REQUIRED WORK: Which lines hold the string "audit"? Copy every one of them.

SUPPLIED RECORDS:
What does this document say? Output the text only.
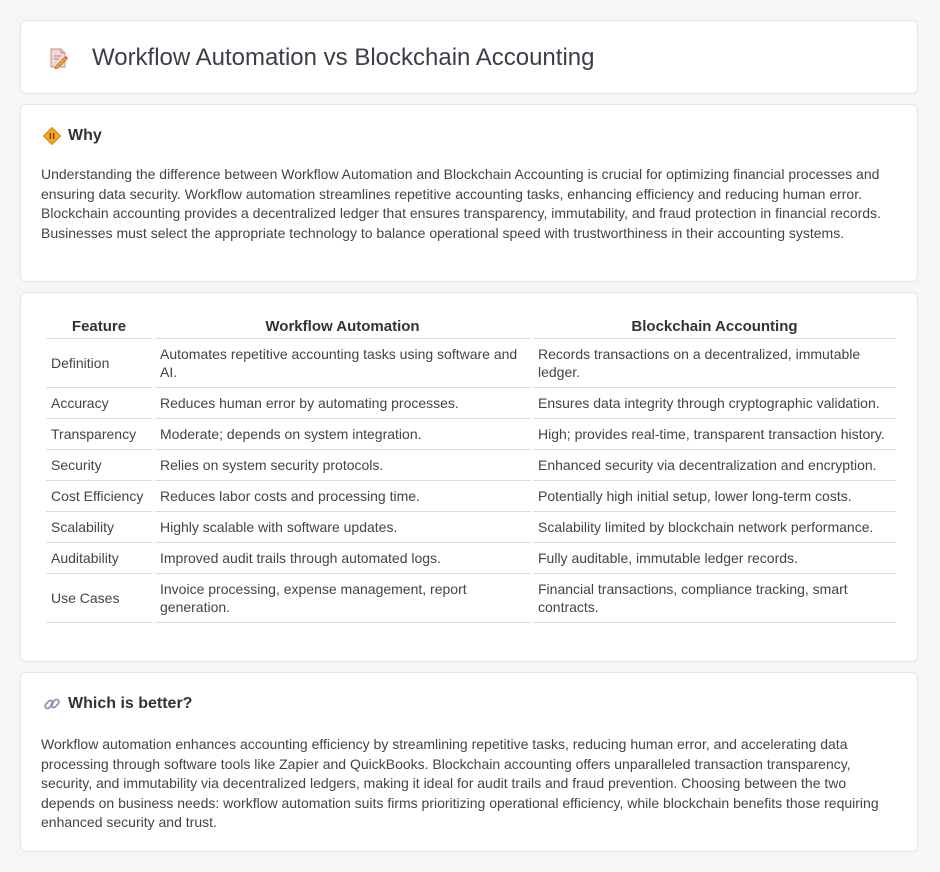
Workflow Automation vs Blockchain Accounting
Why

Understanding the difference between Workflow Automation and Blockchain Accounting is crucial for optimizing financial processes and ensuring data security. Workflow automation streamlines repetitive accounting tasks, enhancing efficiency and reducing human error. Blockchain accounting provides a decentralized ledger that ensures transparency, immutability, and fraud protection in financial records. Businesses must select the appropriate technology to balance operational speed with trustworthiness in their accounting systems.

Feature	Workflow Automation	Blockchain Accounting
Definition	Automates repetitive accounting tasks using software and AI.	Records transactions on a decentralized, immutable ledger.
Accuracy	Reduces human error by automating processes.	Ensures data integrity through cryptographic validation.
Transparency	Moderate; depends on system integration.	High; provides real-time, transparent transaction history.
Security	Relies on system security protocols.	Enhanced security via decentralization and encryption.
Cost Efficiency	Reduces labor costs and processing time.	Potentially high initial setup, lower long-term costs.
Scalability	Highly scalable with software updates.	Scalability limited by blockchain network performance.
Auditability	Improved audit trails through automated logs.	Fully auditable, immutable ledger records.
Use Cases	Invoice processing, expense management, report generation.	Financial transactions, compliance tracking, smart contracts.
Which is better?

Workflow automation enhances accounting efficiency by streamlining repetitive tasks, reducing human error, and accelerating data processing through software tools like Zapier and QuickBooks. Blockchain accounting offers unparalleled transaction transparency, security, and immutability via decentralized ledgers, making it ideal for audit trails and fraud prevention. Choosing between the two depends on business needs: workflow automation suits firms prioritizing operational efficiency, while blockchain benefits those requiring enhanced security and trust.
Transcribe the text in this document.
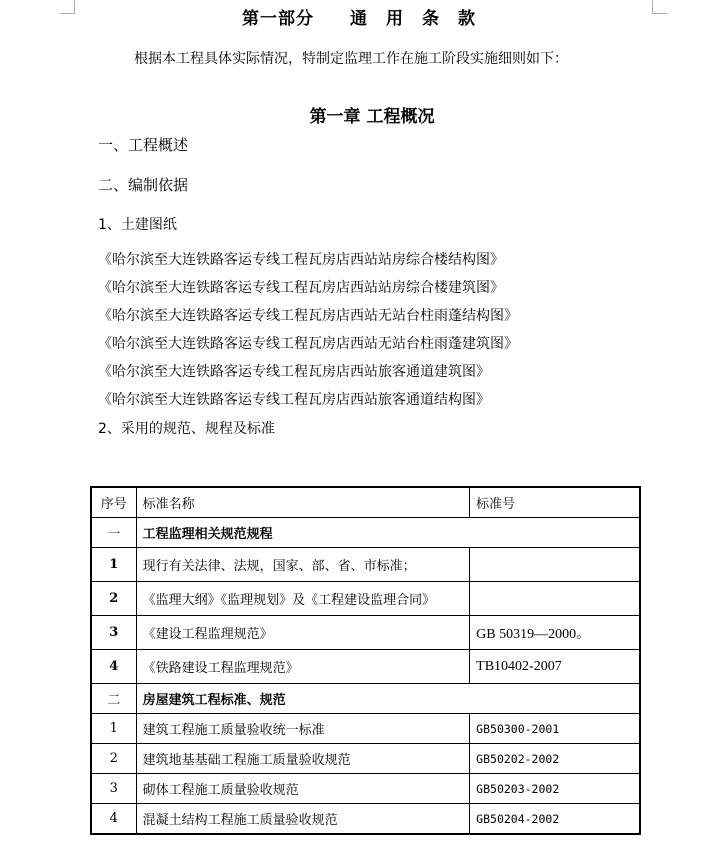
第一部分　　通　用　条　款
根据本工程具体实际情况，特制定监理工作在施工阶段实施细则如下：
第一章 工程概况
一、工程概述
二、编制依据
1、土建图纸
《哈尔滨至大连铁路客运专线工程瓦房店西站站房综合楼结构图》
《哈尔滨至大连铁路客运专线工程瓦房店西站站房综合楼建筑图》
《哈尔滨至大连铁路客运专线工程瓦房店西站无站台柱雨蓬结构图》
《哈尔滨至大连铁路客运专线工程瓦房店西站无站台柱雨蓬建筑图》
《哈尔滨至大连铁路客运专线工程瓦房店西站旅客通道建筑图》
《哈尔滨至大连铁路客运专线工程瓦房店西站旅客通道结构图》
2、采用的规范、规程及标准
序号	标准名称	标准号
一	工程监理相关规范规程	
1	现行有关法律、法规，国家、部、省、市标准；	
2	《监理大纲》《监理规划》及《工程建设监理合同》	
3	《建设工程监理规范》	GB 50319—2000。
4	《铁路建设工程监理规范》	TB10402-2007
二	房屋建筑工程标准、规范	
1	建筑工程施工质量验收统一标准	GB50300-2001
2	建筑地基基础工程施工质量验收规范	GB50202-2002
3	砌体工程施工质量验收规范	GB50203-2002
4	混凝土结构工程施工质量验收规范	GB50204-2002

FINISHED EXERCISE:
Auditability	Improved audit trails through automated logs.	Fully auditable, immutable ledger records.
Workflow automation enhances accounting efficiency by streamlining repetitive tasks, reducing human error, and accelerating data processing through software tools like Zapier and QuickBooks. Blockchain accounting offers unparalleled transaction transparency, security, and immutability via decentralized ledgers, making it ideal for audit trails and fraud prevention. Choosing between the two depends on business needs: workflow automation suits firms prioritizing operational efficiency, while blockchain benefits those requiring enhanced security and trust.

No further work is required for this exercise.